§ **What to do**:
In all the records below, replace every occurrence of "dot-leader" with "leader-line" and leave every other line unchanged. Omit the pictures from your output.

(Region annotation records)
_ _ _ _
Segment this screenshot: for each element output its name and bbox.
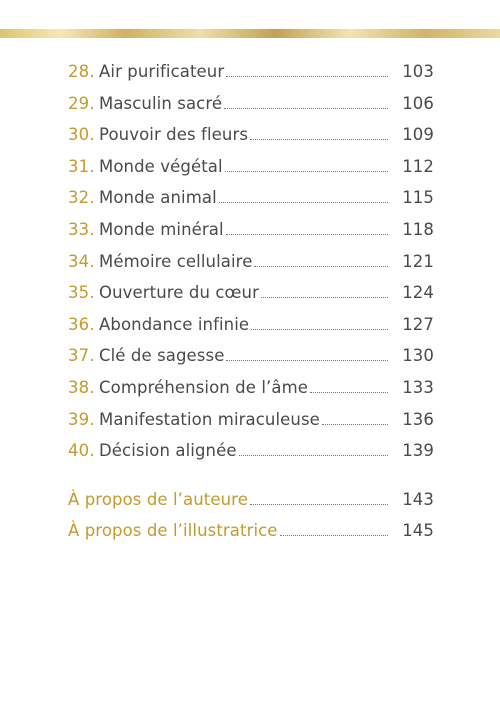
toc-entry: 36. Abondance infinie 127 bbox=[68, 315, 434, 347]
page-number: 136 bbox=[402, 409, 434, 429]
dot-leader bbox=[224, 107, 388, 109]
page-number: 139 bbox=[402, 441, 434, 461]
toc-entry: À propos de l’illustratrice 145 bbox=[68, 521, 434, 553]
page-number: 145 bbox=[402, 521, 434, 541]
entry-title: Compréhension de l’âme bbox=[99, 377, 309, 397]
entry-number: 39. bbox=[68, 409, 95, 429]
entry-number: 40. bbox=[68, 441, 95, 461]
entry-title: Abondance infinie bbox=[99, 314, 250, 334]
entry-title: Mémoire cellulaire bbox=[99, 251, 253, 271]
dot-leader bbox=[249, 503, 388, 505]
page-number: 106 bbox=[402, 93, 434, 113]
toc-entry: 28. Air purificateur 103 bbox=[68, 62, 434, 94]
dot-leader bbox=[310, 391, 388, 393]
entry-number: 37. bbox=[68, 346, 95, 366]
toc-entry: 35. Ouverture du cœur 124 bbox=[68, 283, 434, 315]
toc-entry: À propos de l’auteure 143 bbox=[68, 490, 434, 522]
toc-entry: 39. Manifestation miraculeuse 136 bbox=[68, 410, 434, 442]
entry-number: 30. bbox=[68, 125, 95, 145]
dot-leader bbox=[238, 455, 388, 457]
entry-number: 38. bbox=[68, 377, 95, 397]
entry-number: 36. bbox=[68, 314, 95, 334]
entry-title: Clé de sagesse bbox=[99, 346, 225, 366]
page-number: 133 bbox=[402, 377, 434, 397]
entry-title: À propos de l’illustratrice bbox=[68, 521, 278, 541]
toc-entry: 38. Compréhension de l’âme 133 bbox=[68, 378, 434, 410]
entry-title: Monde animal bbox=[99, 188, 217, 208]
page-number: 118 bbox=[402, 219, 434, 239]
dot-leader bbox=[260, 297, 388, 299]
entry-title: Monde minéral bbox=[99, 219, 224, 239]
page-number: 103 bbox=[402, 62, 434, 81]
entry-title: Pouvoir des fleurs bbox=[99, 125, 249, 145]
entry-title: Masculin sacré bbox=[99, 93, 223, 113]
page-number: 130 bbox=[402, 346, 434, 366]
toc: 28. Air purificateur 103 29. Masculin sacré 1… bbox=[68, 62, 434, 553]
entry-title: Monde végétal bbox=[99, 156, 223, 176]
toc-entry: 29. Masculin sacré 106 bbox=[68, 94, 434, 126]
entry-number: 29. bbox=[68, 93, 95, 113]
entry-number: 32. bbox=[68, 188, 95, 208]
entry-title: À propos de l’auteure bbox=[68, 489, 248, 509]
page-number: 143 bbox=[402, 489, 434, 509]
entry-number: 35. bbox=[68, 283, 95, 303]
toc-entry: 33. Monde minéral 118 bbox=[68, 220, 434, 252]
page-number: 127 bbox=[402, 314, 434, 334]
entry-number: 31. bbox=[68, 156, 95, 176]
entry-number: 34. bbox=[68, 251, 95, 271]
page-number: 124 bbox=[402, 283, 434, 303]
page-number: 112 bbox=[402, 156, 434, 176]
entry-number: 28. bbox=[68, 62, 95, 81]
page-number: 109 bbox=[402, 125, 434, 145]
gold-band bbox=[0, 29, 500, 38]
spacer bbox=[68, 473, 434, 490]
dot-leader bbox=[225, 233, 388, 235]
dot-leader bbox=[226, 360, 388, 362]
toc-entry: 31. Monde végétal 112 bbox=[68, 157, 434, 189]
toc-entry: 40. Décision alignée 139 bbox=[68, 441, 434, 473]
toc-entry: 37. Clé de sagesse 130 bbox=[68, 346, 434, 378]
dot-leader bbox=[218, 202, 388, 204]
entry-title: Décision alignée bbox=[99, 441, 237, 461]
entry-number: 33. bbox=[68, 219, 95, 239]
toc-entry: 32. Monde animal 115 bbox=[68, 188, 434, 220]
entry-title: Manifestation miraculeuse bbox=[99, 409, 320, 429]
toc-entry: 34. Mémoire cellulaire 121 bbox=[68, 252, 434, 284]
page-number: 121 bbox=[402, 251, 434, 271]
page-number: 115 bbox=[402, 188, 434, 208]
dot-leader bbox=[251, 328, 388, 330]
entry-title: Air purificateur bbox=[99, 62, 225, 81]
entry-title: Ouverture du cœur bbox=[99, 283, 259, 303]
toc-entry: 30. Pouvoir des fleurs 109 bbox=[68, 125, 434, 157]
dot-leader bbox=[226, 76, 388, 77]
dot-leader bbox=[224, 170, 388, 172]
dot-leader bbox=[254, 265, 388, 267]
dot-leader bbox=[321, 423, 388, 425]
dot-leader bbox=[250, 139, 388, 141]
dot-leader bbox=[279, 535, 388, 537]
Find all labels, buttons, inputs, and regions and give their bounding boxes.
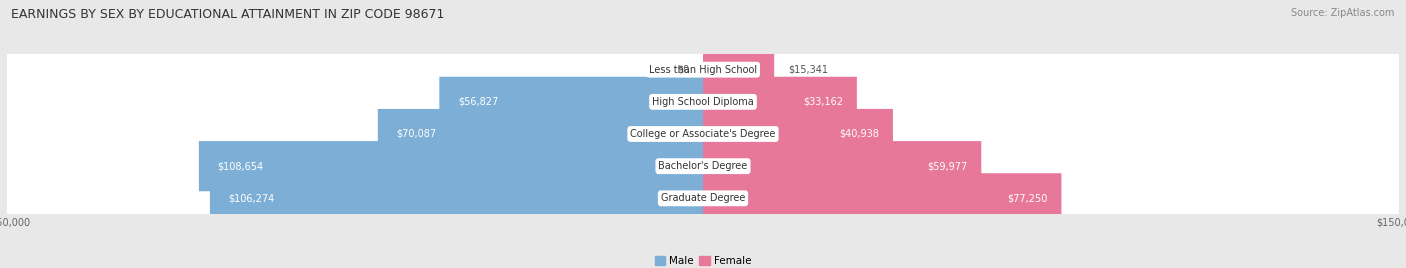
Text: Bachelor's Degree: Bachelor's Degree xyxy=(658,161,748,171)
Legend: Male, Female: Male, Female xyxy=(651,252,755,268)
Text: High School Diploma: High School Diploma xyxy=(652,97,754,107)
Text: College or Associate's Degree: College or Associate's Degree xyxy=(630,129,776,139)
Text: $70,087: $70,087 xyxy=(396,129,436,139)
FancyBboxPatch shape xyxy=(7,43,1399,97)
FancyBboxPatch shape xyxy=(703,173,1062,224)
Text: $77,250: $77,250 xyxy=(1007,193,1047,203)
FancyBboxPatch shape xyxy=(198,141,703,191)
FancyBboxPatch shape xyxy=(7,75,1399,129)
Text: $59,977: $59,977 xyxy=(927,161,967,171)
FancyBboxPatch shape xyxy=(439,77,703,127)
Text: $106,274: $106,274 xyxy=(228,193,274,203)
FancyBboxPatch shape xyxy=(703,109,893,159)
FancyBboxPatch shape xyxy=(378,109,703,159)
Text: EARNINGS BY SEX BY EDUCATIONAL ATTAINMENT IN ZIP CODE 98671: EARNINGS BY SEX BY EDUCATIONAL ATTAINMEN… xyxy=(11,8,444,21)
Text: $56,827: $56,827 xyxy=(458,97,498,107)
Text: Source: ZipAtlas.com: Source: ZipAtlas.com xyxy=(1291,8,1395,18)
Text: $0: $0 xyxy=(676,65,689,75)
FancyBboxPatch shape xyxy=(7,107,1399,161)
FancyBboxPatch shape xyxy=(7,171,1399,225)
Text: $33,162: $33,162 xyxy=(803,97,844,107)
Text: $15,341: $15,341 xyxy=(789,65,828,75)
Text: $108,654: $108,654 xyxy=(218,161,263,171)
Text: $40,938: $40,938 xyxy=(839,129,879,139)
FancyBboxPatch shape xyxy=(703,77,856,127)
FancyBboxPatch shape xyxy=(7,139,1399,193)
FancyBboxPatch shape xyxy=(703,141,981,191)
Text: Graduate Degree: Graduate Degree xyxy=(661,193,745,203)
FancyBboxPatch shape xyxy=(703,44,775,95)
Text: Less than High School: Less than High School xyxy=(650,65,756,75)
FancyBboxPatch shape xyxy=(209,173,703,224)
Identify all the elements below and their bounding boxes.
_ _ _ _
§ **Output of the task**:
Segment this screenshot: for each element output its name and bbox.
toc-entry: 36. Abondance infinie 127 bbox=[68, 315, 434, 347]
page-number: 136 bbox=[402, 409, 434, 429]
leader-line bbox=[224, 107, 388, 109]
page-number: 139 bbox=[402, 441, 434, 461]
toc-entry: À propos de l’illustratrice 145 bbox=[68, 521, 434, 553]
page-number: 145 bbox=[402, 521, 434, 541]
entry-title: Compréhension de l’âme bbox=[99, 377, 309, 397]
entry-number: 39. bbox=[68, 409, 95, 429]
entry-number: 40. bbox=[68, 441, 95, 461]
entry-title: Abondance infinie bbox=[99, 314, 250, 334]
entry-title: Mémoire cellulaire bbox=[99, 251, 253, 271]
leader-line bbox=[249, 503, 388, 505]
page-number: 106 bbox=[402, 93, 434, 113]
toc-entry: 28. Air purificateur 103 bbox=[68, 62, 434, 94]
leader-line bbox=[310, 391, 388, 393]
entry-number: 37. bbox=[68, 346, 95, 366]
toc-entry: 35. Ouverture du cœur 124 bbox=[68, 283, 434, 315]
toc-entry: À propos de l’auteure 143 bbox=[68, 490, 434, 522]
toc-entry: 39. Manifestation miraculeuse 136 bbox=[68, 410, 434, 442]
entry-number: 30. bbox=[68, 125, 95, 145]
leader-line bbox=[238, 455, 388, 457]
entry-number: 38. bbox=[68, 377, 95, 397]
entry-number: 36. bbox=[68, 314, 95, 334]
entry-title: Clé de sagesse bbox=[99, 346, 225, 366]
page-number: 133 bbox=[402, 377, 434, 397]
entry-title: À propos de l’illustratrice bbox=[68, 521, 278, 541]
toc-entry: 38. Compréhension de l’âme 133 bbox=[68, 378, 434, 410]
entry-title: Monde animal bbox=[99, 188, 217, 208]
page-number: 118 bbox=[402, 219, 434, 239]
leader-line bbox=[260, 297, 388, 299]
entry-title: Monde minéral bbox=[99, 219, 224, 239]
page-number: 103 bbox=[402, 62, 434, 81]
entry-title: Pouvoir des fleurs bbox=[99, 125, 249, 145]
entry-title: Masculin sacré bbox=[99, 93, 223, 113]
page-number: 130 bbox=[402, 346, 434, 366]
toc: 28. Air purificateur 103 29. Masculin sacré 1… bbox=[68, 62, 434, 553]
entry-title: Monde végétal bbox=[99, 156, 223, 176]
toc-entry: 29. Masculin sacré 106 bbox=[68, 94, 434, 126]
entry-number: 29. bbox=[68, 93, 95, 113]
entry-number: 32. bbox=[68, 188, 95, 208]
entry-title: À propos de l’auteure bbox=[68, 489, 248, 509]
page-number: 143 bbox=[402, 489, 434, 509]
entry-number: 35. bbox=[68, 283, 95, 303]
toc-entry: 33. Monde minéral 118 bbox=[68, 220, 434, 252]
page-number: 127 bbox=[402, 314, 434, 334]
entry-number: 31. bbox=[68, 156, 95, 176]
entry-number: 34. bbox=[68, 251, 95, 271]
page-number: 124 bbox=[402, 283, 434, 303]
page-number: 112 bbox=[402, 156, 434, 176]
entry-number: 28. bbox=[68, 62, 95, 81]
page-number: 109 bbox=[402, 125, 434, 145]
gold-band bbox=[0, 29, 500, 38]
spacer bbox=[68, 473, 434, 490]
leader-line bbox=[225, 233, 388, 235]
leader-line bbox=[226, 360, 388, 362]
toc-entry: 31. Monde végétal 112 bbox=[68, 157, 434, 189]
toc-entry: 40. Décision alignée 139 bbox=[68, 441, 434, 473]
toc-entry: 37. Clé de sagesse 130 bbox=[68, 346, 434, 378]
leader-line bbox=[218, 202, 388, 204]
entry-title: Décision alignée bbox=[99, 441, 237, 461]
entry-number: 33. bbox=[68, 219, 95, 239]
toc-entry: 32. Monde animal 115 bbox=[68, 188, 434, 220]
entry-title: Manifestation miraculeuse bbox=[99, 409, 320, 429]
toc-entry: 34. Mémoire cellulaire 121 bbox=[68, 252, 434, 284]
page-number: 121 bbox=[402, 251, 434, 271]
page-number: 115 bbox=[402, 188, 434, 208]
leader-line bbox=[251, 328, 388, 330]
entry-title: Air purificateur bbox=[99, 62, 225, 81]
entry-title: Ouverture du cœur bbox=[99, 283, 259, 303]
toc-entry: 30. Pouvoir des fleurs 109 bbox=[68, 125, 434, 157]
leader-line bbox=[226, 76, 388, 77]
leader-line bbox=[224, 170, 388, 172]
leader-line bbox=[254, 265, 388, 267]
leader-line bbox=[321, 423, 388, 425]
leader-line bbox=[250, 139, 388, 141]
leader-line bbox=[279, 535, 388, 537]
Find all labels, buttons, inputs, and regions and give their bounding boxes.
Text: Bachelor's Degree: Bachelor's Degree xyxy=(658,161,748,171)
Legend: Male, Female: Male, Female xyxy=(651,252,755,268)
Text: High School Diploma: High School Diploma xyxy=(652,97,754,107)
Text: College or Associate's Degree: College or Associate's Degree xyxy=(630,129,776,139)
Text: $70,087: $70,087 xyxy=(396,129,436,139)
FancyBboxPatch shape xyxy=(7,43,1399,97)
FancyBboxPatch shape xyxy=(703,173,1062,224)
Text: $77,250: $77,250 xyxy=(1007,193,1047,203)
FancyBboxPatch shape xyxy=(198,141,703,191)
FancyBboxPatch shape xyxy=(7,75,1399,129)
Text: $59,977: $59,977 xyxy=(927,161,967,171)
FancyBboxPatch shape xyxy=(439,77,703,127)
Text: $106,274: $106,274 xyxy=(228,193,274,203)
FancyBboxPatch shape xyxy=(703,109,893,159)
FancyBboxPatch shape xyxy=(378,109,703,159)
Text: EARNINGS BY SEX BY EDUCATIONAL ATTAINMENT IN ZIP CODE 98671: EARNINGS BY SEX BY EDUCATIONAL ATTAINMEN… xyxy=(11,8,444,21)
Text: $56,827: $56,827 xyxy=(458,97,498,107)
Text: Source: ZipAtlas.com: Source: ZipAtlas.com xyxy=(1291,8,1395,18)
Text: $0: $0 xyxy=(676,65,689,75)
FancyBboxPatch shape xyxy=(7,107,1399,161)
FancyBboxPatch shape xyxy=(7,171,1399,225)
Text: $33,162: $33,162 xyxy=(803,97,844,107)
Text: $15,341: $15,341 xyxy=(789,65,828,75)
Text: $108,654: $108,654 xyxy=(218,161,263,171)
Text: $40,938: $40,938 xyxy=(839,129,879,139)
FancyBboxPatch shape xyxy=(703,77,856,127)
FancyBboxPatch shape xyxy=(7,139,1399,193)
FancyBboxPatch shape xyxy=(703,141,981,191)
Text: Graduate Degree: Graduate Degree xyxy=(661,193,745,203)
FancyBboxPatch shape xyxy=(703,44,775,95)
Text: Less than High School: Less than High School xyxy=(650,65,756,75)
FancyBboxPatch shape xyxy=(209,173,703,224)
Identify all the elements below and their bounding boxes.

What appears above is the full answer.